◆ EXERCISE BRIEF
Convert every line of the material below into a JSON list of strings, one string per line, leaving out blank lines.
[START OF DATASET EXCERPTS]
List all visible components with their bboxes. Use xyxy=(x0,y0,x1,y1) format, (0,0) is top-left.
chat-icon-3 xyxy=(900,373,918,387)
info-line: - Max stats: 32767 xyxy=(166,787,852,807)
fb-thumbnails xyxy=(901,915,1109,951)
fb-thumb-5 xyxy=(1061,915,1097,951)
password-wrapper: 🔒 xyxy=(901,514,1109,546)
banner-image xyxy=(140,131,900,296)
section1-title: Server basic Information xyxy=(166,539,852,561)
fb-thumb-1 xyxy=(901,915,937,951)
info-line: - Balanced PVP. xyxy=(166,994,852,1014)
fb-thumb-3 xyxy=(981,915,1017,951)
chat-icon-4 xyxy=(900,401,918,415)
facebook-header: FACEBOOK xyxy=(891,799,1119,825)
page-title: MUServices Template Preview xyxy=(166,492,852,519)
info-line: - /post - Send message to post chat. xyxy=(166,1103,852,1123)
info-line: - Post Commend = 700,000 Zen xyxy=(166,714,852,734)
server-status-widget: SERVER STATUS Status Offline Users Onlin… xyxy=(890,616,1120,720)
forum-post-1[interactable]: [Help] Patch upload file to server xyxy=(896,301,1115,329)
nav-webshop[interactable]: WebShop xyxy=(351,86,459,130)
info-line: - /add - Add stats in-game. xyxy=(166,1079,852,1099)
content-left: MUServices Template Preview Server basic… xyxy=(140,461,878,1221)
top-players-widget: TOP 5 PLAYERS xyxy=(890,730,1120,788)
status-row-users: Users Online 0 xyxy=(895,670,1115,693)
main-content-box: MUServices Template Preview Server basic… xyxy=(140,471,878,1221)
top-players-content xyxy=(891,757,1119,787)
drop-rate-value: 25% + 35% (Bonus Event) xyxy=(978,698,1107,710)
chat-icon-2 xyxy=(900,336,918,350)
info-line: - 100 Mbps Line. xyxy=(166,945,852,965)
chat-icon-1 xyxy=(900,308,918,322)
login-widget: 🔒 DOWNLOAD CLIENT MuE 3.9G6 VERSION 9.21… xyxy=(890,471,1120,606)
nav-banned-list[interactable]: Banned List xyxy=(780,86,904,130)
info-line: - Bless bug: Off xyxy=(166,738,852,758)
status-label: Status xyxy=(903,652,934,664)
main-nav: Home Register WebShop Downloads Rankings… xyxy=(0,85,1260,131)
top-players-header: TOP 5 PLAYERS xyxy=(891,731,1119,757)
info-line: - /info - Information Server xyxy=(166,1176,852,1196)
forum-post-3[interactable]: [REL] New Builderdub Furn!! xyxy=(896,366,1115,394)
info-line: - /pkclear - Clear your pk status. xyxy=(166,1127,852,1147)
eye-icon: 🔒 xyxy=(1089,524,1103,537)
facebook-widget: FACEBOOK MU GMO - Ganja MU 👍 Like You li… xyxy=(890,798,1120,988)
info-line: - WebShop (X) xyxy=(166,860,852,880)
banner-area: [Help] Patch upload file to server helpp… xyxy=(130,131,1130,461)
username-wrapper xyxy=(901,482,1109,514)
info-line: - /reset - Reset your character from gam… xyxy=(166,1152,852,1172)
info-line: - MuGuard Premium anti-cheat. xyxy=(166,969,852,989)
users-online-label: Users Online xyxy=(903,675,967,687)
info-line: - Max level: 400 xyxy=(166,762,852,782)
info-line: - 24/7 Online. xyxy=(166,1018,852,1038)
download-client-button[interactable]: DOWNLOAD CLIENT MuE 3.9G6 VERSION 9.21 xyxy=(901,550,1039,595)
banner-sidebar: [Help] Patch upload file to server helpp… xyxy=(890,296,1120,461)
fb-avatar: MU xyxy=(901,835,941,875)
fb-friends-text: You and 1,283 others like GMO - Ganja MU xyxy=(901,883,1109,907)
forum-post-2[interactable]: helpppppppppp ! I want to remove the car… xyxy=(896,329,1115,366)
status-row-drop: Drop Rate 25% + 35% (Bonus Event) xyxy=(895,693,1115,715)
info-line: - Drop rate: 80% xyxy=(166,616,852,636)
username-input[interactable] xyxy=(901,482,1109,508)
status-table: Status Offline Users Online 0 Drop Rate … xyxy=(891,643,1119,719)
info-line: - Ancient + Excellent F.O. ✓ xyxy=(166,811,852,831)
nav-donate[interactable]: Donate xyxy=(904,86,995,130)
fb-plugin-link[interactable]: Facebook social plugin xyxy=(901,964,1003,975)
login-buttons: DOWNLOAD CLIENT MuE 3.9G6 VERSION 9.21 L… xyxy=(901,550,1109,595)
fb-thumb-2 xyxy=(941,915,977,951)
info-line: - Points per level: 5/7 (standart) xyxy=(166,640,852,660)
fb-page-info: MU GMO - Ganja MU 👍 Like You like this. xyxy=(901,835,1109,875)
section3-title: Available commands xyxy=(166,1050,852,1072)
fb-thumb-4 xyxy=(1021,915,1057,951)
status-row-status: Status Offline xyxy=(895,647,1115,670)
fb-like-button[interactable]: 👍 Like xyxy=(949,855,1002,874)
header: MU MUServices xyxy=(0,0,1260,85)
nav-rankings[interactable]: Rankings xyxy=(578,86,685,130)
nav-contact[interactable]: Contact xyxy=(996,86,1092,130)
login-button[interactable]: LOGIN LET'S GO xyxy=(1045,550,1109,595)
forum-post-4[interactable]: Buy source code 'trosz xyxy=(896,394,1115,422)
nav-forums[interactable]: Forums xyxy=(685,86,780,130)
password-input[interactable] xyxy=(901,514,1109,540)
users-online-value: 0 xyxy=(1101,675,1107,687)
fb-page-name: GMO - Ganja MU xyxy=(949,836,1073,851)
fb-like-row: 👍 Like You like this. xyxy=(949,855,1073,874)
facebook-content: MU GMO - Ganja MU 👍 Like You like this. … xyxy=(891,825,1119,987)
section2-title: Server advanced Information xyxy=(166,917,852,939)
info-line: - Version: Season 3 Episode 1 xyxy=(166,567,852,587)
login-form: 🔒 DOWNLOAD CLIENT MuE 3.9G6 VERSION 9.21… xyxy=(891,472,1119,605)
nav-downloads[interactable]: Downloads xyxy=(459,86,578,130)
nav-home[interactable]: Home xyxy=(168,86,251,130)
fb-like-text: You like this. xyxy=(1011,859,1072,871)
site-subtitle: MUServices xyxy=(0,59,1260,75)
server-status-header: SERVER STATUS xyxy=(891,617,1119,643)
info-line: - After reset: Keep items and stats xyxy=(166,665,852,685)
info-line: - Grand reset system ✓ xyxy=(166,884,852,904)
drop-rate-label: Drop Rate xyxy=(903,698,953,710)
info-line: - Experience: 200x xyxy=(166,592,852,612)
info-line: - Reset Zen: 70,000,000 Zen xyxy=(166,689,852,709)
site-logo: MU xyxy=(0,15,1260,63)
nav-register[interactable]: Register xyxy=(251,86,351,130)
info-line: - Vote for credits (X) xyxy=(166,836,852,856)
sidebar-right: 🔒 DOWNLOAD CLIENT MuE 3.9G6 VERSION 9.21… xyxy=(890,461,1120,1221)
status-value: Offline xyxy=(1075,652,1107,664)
[END OF DATASET EXCERPTS]
◆ ANSWER TO THIS PROBLEM
[
  "List all visible components with their bboxes. Use xyxy=(x0,y0,x1,y1) format, (0,0) is top-left.",
  "chat-icon-3 xyxy=(900,373,918,387)",
  "info-line: - Max stats: 32767 xyxy=(166,787,852,807)",
  "fb-thumbnails xyxy=(901,915,1109,951)",
  "fb-thumb-5 xyxy=(1061,915,1097,951)",
  "password-wrapper: 🔒 xyxy=(901,514,1109,546)",
  "banner-image xyxy=(140,131,900,296)",
  "section1-title: Server basic Information xyxy=(166,539,852,561)",
  "fb-thumb-1 xyxy=(901,915,937,951)",
  "info-line: - Balanced PVP. xyxy=(166,994,852,1014)",
  "fb-thumb-3 xyxy=(981,915,1017,951)",
  "chat-icon-4 xyxy=(900,401,918,415)",
  "facebook-header: FACEBOOK xyxy=(891,799,1119,825)",
  "page-title: MUServices Template Preview xyxy=(166,492,852,519)",
  "info-line: - /post - Send message to post chat. xyxy=(166,1103,852,1123)",
  "info-line: - Post Commend = 700,000 Zen xyxy=(166,714,852,734)",
  "server-status-widget: SERVER STATUS Status Offline Users Onlin… xyxy=(890,616,1120,720)",
  "forum-post-1[interactable]: [Help] Patch upload file to server xyxy=(896,301,1115,329)",
  "nav-webshop[interactable]: WebShop xyxy=(351,86,459,130)",
  "info-line: - /add - Add stats in-game. xyxy=(166,1079,852,1099)",
  "content-left: MUServices Template Preview Server basic… xyxy=(140,461,878,1221)",
  "top-players-widget: TOP 5 PLAYERS xyxy=(890,730,1120,788)",
  "status-row-users: Users Online 0 xyxy=(895,670,1115,693)",
  "main-content-box: MUServices Template Preview Server basic… xyxy=(140,471,878,1221)",
  "top-players-content xyxy=(891,757,1119,787)",
  "drop-rate-value: 25% + 35% (Bonus Event) xyxy=(978,698,1107,710)",
  "chat-icon-2 xyxy=(900,336,918,350)",
  "info-line: - 100 Mbps Line. xyxy=(166,945,852,965)",
  "chat-icon-1 xyxy=(900,308,918,322)",
  "login-widget: 🔒 DOWNLOAD CLIENT MuE 3.9G6 VERSION 9.21… xyxy=(890,471,1120,606)",
  "nav-banned-list[interactable]: Banned List xyxy=(780,86,904,130)",
  "info-line: - Bless bug: Off xyxy=(166,738,852,758)",
  "status-label: Status xyxy=(903,652,934,664)",
  "main-nav: Home Register WebShop Downloads Rankings… xyxy=(0,85,1260,131)",
  "top-players-header: TOP 5 PLAYERS xyxy=(891,731,1119,757)",
  "info-line: - /info - Information Server xyxy=(166,1176,852,1196)",
  "forum-post-3[interactable]: [REL] New Builderdub Furn!! xyxy=(896,366,1115,394)",
  "info-line: - /pkclear - Clear your pk status. xyxy=(166,1127,852,1147)",
  "eye-icon: 🔒 xyxy=(1089,524,1103,537)",
  "facebook-widget: FACEBOOK MU GMO - Ganja MU 👍 Like You li… xyxy=(890,798,1120,988)",
  "info-line: - WebShop (X) xyxy=(166,860,852,880)",
  "banner-area: [Help] Patch upload file to server helpp… xyxy=(130,131,1130,461)",
  "username-wrapper xyxy=(901,482,1109,514)",
  "info-line: - /reset - Reset your character from gam… xyxy=(166,1152,852,1172)",
  "info-line: - MuGuard Premium anti-cheat. xyxy=(166,969,852,989)",
  "users-online-label: Users Online xyxy=(903,675,967,687)",
  "info-line: - Max level: 400 xyxy=(166,762,852,782)",
  "info-line: - 24/7 Online. xyxy=(166,1018,852,1038)",
  "download-client-button[interactable]: DOWNLOAD CLIENT MuE 3.9G6 VERSION 9.21 xyxy=(901,550,1039,595)",
  "banner-sidebar: [Help] Patch upload file to server helpp… xyxy=(890,296,1120,461)",
  "fb-avatar: MU xyxy=(901,835,941,875)",
  "fb-friends-text: You and 1,283 others like GMO - Ganja MU xyxy=(901,883,1109,907)",
  "forum-post-2[interactable]: helpppppppppp ! I want to remove the car… xyxy=(896,329,1115,366)",
  "status-row-drop: Drop Rate 25% + 35% (Bonus Event) xyxy=(895,693,1115,715)",
  "info-line: - Drop rate: 80% xyxy=(166,616,852,636)",
  "username-input[interactable] xyxy=(901,482,1109,508)",
  "status-table: Status Offline Users Online 0 Drop Rate … xyxy=(891,643,1119,719)",
  "info-line: - Ancient + Excellent F.O. ✓ xyxy=(166,811,852,831)",
  "nav-donate[interactable]: Donate xyxy=(904,86,995,130)",
  "fb-plugin-link[interactable]: Facebook social plugin xyxy=(901,964,1003,975)",
  "login-buttons: DOWNLOAD CLIENT MuE 3.9G6 VERSION 9.21 L… xyxy=(901,550,1109,595)",
  "fb-thumb-2 xyxy=(941,915,977,951)",
  "info-line: - Points per level: 5/7 (standart) xyxy=(166,640,852,660)",
  "fb-page-info: MU GMO - Ganja MU 👍 Like You like this. xyxy=(901,835,1109,875)",
  "section3-title: Available commands xyxy=(166,1050,852,1072)",
  "fb-thumb-4 xyxy=(1021,915,1057,951)",
  "status-row-status: Status Offline xyxy=(895,647,1115,670)",
  "fb-like-button[interactable]: 👍 Like xyxy=(949,855,1002,874)",
  "header: MU MUServices xyxy=(0,0,1260,85)",
  "nav-rankings[interactable]: Rankings xyxy=(578,86,685,130)",
  "nav-contact[interactable]: Contact xyxy=(996,86,1092,130)",
  "login-button[interactable]: LOGIN LET'S GO xyxy=(1045,550,1109,595)",
  "forum-post-4[interactable]: Buy source code 'trosz xyxy=(896,394,1115,422)",
  "nav-forums[interactable]: Forums xyxy=(685,86,780,130)",
  "password-input[interactable] xyxy=(901,514,1109,540)",
  "users-online-value: 0 xyxy=(1101,675,1107,687)",
  "fb-page-name: GMO - Ganja MU xyxy=(949,836,1073,851)",
  "fb-like-row: 👍 Like You like this. xyxy=(949,855,1073,874)",
  "facebook-content: MU GMO - Ganja MU 👍 Like You like this. … xyxy=(891,825,1119,987)",
  "section2-title: Server advanced Information xyxy=(166,917,852,939)",
  "info-line: - Version: Season 3 Episode 1 xyxy=(166,567,852,587)",
  "login-form: 🔒 DOWNLOAD CLIENT MuE 3.9G6 VERSION 9.21… xyxy=(891,472,1119,605)",
  "nav-downloads[interactable]: Downloads xyxy=(459,86,578,130)",
  "nav-home[interactable]: Home xyxy=(168,86,251,130)",
  "fb-like-text: You like this. xyxy=(1011,859,1072,871)",
  "site-subtitle: MUServices xyxy=(0,59,1260,75)",
  "server-status-header: SERVER STATUS xyxy=(891,617,1119,643)",
  "info-line: - After reset: Keep items and stats xyxy=(166,665,852,685)",
  "info-line: - Grand reset system ✓ xyxy=(166,884,852,904)",
  "drop-rate-label: Drop Rate xyxy=(903,698,953,710)",
  "info-line: - Experience: 200x xyxy=(166,592,852,612)",
  "info-line: - Reset Zen: 70,000,000 Zen xyxy=(166,689,852,709)",
  "site-logo: MU xyxy=(0,15,1260,63)",
  "nav-register[interactable]: Register xyxy=(251,86,351,130)",
  "info-line: - Vote for credits (X) xyxy=(166,836,852,856)",
  "sidebar-right: 🔒 DOWNLOAD CLIENT MuE 3.9G6 VERSION 9.21… xyxy=(890,461,1120,1221)",
  "status-value: Offline xyxy=(1075,652,1107,664)"
]